**DATASET ENTRIES:**
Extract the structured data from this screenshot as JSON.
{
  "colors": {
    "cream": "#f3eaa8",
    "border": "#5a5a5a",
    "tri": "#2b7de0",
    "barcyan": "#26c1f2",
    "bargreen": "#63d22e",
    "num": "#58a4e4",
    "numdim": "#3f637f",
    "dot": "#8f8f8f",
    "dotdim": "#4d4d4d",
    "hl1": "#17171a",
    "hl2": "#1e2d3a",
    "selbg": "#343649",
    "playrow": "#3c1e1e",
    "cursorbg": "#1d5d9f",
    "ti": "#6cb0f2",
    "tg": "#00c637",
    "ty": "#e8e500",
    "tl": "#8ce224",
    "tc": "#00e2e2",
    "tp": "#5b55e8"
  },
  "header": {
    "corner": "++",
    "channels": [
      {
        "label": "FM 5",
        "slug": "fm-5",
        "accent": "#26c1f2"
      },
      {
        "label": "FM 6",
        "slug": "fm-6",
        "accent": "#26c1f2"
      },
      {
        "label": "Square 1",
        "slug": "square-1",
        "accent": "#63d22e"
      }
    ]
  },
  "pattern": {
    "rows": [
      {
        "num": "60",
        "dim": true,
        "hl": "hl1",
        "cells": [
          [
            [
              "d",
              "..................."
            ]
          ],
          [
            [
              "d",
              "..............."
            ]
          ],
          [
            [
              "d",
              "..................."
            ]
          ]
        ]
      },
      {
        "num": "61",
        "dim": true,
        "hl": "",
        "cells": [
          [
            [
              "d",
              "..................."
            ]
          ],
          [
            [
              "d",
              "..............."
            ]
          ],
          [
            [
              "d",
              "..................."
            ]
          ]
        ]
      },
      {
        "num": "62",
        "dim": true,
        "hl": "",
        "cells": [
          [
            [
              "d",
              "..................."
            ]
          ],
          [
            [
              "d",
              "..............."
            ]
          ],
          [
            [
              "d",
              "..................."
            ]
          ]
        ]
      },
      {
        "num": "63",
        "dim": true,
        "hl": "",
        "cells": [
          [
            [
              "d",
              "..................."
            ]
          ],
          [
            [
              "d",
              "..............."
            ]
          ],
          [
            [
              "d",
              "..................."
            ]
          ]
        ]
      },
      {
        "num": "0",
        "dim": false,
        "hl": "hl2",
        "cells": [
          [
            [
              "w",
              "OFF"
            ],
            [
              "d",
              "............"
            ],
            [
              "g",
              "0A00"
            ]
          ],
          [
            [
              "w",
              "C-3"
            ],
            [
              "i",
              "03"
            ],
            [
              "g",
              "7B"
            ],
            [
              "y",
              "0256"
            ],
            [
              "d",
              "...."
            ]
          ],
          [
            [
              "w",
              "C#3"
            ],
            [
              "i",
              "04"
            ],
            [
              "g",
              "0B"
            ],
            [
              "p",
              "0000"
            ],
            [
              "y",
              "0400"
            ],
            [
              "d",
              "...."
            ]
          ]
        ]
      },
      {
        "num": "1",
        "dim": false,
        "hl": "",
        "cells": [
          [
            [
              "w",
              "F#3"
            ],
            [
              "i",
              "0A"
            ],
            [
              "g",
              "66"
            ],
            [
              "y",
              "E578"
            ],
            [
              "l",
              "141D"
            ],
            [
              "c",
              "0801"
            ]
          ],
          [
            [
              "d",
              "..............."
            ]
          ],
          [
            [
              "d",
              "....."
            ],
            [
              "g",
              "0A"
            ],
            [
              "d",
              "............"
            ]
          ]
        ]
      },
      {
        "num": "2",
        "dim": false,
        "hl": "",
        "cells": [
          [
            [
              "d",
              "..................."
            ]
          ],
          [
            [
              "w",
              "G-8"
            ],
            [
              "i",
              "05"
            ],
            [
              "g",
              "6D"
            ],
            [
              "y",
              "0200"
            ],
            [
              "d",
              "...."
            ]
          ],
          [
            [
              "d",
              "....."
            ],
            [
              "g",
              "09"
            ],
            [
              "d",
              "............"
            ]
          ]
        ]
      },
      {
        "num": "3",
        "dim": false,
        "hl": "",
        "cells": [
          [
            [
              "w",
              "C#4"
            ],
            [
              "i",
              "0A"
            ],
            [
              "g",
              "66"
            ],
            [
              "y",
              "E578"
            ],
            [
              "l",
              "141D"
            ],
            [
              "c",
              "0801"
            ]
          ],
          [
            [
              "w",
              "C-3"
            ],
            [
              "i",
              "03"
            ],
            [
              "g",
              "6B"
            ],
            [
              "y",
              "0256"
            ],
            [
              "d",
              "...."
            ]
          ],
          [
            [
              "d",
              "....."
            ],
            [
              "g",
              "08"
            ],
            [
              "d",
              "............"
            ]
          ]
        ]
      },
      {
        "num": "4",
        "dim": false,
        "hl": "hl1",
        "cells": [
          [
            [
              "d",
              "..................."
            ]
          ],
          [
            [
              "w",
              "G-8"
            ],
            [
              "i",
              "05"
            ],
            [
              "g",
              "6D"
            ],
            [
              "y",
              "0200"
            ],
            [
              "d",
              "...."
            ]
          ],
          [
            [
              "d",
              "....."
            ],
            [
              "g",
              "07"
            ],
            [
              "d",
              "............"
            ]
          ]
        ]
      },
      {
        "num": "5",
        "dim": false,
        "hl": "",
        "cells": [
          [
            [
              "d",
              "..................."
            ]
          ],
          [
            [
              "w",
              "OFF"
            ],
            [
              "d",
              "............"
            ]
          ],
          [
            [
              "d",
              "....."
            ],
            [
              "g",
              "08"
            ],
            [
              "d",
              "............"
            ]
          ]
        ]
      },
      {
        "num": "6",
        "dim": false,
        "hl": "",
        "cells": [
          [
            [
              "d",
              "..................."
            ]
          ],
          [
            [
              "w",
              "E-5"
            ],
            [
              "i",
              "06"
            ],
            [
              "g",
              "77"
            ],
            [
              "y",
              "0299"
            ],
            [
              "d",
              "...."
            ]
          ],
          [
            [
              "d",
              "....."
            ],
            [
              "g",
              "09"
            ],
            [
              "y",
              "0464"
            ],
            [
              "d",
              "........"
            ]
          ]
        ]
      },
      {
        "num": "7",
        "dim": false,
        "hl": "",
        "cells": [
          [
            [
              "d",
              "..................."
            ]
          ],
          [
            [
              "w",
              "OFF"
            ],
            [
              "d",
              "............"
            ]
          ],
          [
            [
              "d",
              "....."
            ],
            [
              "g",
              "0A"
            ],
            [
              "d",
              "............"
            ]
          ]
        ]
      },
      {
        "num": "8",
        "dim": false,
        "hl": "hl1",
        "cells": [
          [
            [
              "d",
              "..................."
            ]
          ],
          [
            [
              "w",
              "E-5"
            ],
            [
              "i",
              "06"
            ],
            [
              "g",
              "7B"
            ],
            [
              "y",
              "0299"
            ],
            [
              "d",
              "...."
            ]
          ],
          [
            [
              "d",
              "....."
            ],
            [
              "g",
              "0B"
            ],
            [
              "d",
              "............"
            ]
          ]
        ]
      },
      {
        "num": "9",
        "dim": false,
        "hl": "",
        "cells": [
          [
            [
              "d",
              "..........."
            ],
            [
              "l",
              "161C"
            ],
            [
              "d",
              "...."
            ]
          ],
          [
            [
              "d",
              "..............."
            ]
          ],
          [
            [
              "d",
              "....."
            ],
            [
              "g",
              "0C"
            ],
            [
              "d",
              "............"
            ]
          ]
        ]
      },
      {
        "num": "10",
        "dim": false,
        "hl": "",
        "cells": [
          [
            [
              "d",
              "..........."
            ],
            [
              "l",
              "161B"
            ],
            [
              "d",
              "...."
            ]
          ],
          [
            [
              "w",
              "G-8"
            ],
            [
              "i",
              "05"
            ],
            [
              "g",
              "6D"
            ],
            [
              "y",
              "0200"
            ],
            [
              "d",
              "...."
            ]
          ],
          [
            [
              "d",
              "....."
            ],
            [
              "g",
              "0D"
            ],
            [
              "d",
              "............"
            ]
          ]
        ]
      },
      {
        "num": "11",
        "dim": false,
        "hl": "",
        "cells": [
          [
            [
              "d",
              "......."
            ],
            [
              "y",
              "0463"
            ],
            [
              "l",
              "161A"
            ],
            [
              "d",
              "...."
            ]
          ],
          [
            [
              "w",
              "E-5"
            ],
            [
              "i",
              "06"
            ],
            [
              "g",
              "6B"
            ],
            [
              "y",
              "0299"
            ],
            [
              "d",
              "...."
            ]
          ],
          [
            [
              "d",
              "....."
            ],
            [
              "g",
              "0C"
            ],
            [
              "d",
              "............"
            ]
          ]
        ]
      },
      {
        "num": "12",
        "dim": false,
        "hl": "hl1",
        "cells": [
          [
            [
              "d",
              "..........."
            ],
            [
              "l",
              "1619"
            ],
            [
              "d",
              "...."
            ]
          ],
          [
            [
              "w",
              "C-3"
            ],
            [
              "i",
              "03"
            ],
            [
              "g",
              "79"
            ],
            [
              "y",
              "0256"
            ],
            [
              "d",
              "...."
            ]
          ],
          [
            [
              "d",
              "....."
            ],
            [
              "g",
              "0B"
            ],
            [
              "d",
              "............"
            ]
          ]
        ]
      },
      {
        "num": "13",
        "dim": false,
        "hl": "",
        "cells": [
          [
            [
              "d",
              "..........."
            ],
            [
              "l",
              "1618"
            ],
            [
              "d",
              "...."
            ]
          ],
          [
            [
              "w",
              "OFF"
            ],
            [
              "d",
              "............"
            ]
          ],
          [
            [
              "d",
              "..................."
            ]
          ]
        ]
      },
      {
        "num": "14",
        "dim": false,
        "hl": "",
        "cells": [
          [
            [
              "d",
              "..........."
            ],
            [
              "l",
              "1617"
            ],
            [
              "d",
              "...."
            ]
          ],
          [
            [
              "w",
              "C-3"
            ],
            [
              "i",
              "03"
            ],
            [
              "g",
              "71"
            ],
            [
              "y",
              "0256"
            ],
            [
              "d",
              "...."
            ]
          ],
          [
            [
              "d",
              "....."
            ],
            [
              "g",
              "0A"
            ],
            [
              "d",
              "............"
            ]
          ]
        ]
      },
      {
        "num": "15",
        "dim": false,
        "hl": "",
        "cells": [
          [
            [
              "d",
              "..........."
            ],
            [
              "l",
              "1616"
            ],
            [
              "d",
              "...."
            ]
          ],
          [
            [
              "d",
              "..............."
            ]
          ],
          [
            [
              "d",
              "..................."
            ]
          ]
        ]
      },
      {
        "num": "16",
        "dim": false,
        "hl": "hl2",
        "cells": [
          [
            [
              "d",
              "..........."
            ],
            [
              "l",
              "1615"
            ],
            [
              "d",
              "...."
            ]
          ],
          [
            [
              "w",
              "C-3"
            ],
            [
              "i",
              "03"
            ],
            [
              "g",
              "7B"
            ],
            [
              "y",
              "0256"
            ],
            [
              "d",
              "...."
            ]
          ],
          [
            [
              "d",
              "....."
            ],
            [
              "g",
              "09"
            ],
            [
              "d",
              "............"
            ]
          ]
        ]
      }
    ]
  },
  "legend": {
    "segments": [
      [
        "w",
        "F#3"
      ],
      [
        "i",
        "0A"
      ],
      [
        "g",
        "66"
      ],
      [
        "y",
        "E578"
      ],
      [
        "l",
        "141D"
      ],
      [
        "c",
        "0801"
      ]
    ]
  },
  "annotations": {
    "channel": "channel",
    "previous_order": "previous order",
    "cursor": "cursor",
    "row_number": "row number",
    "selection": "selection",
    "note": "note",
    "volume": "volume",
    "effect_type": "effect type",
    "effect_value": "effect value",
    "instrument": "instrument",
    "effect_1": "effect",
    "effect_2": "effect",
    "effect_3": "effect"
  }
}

**WHAT IS EXPECTED:** Which lines above contain "effect"? Show each of them.

**RESPONSE TO THIS EXERCISE:**
    "effect_type": "effect type",
    "effect_value": "effect value",
    "effect_1": "effect",
    "effect_2": "effect",
    "effect_3": "effect"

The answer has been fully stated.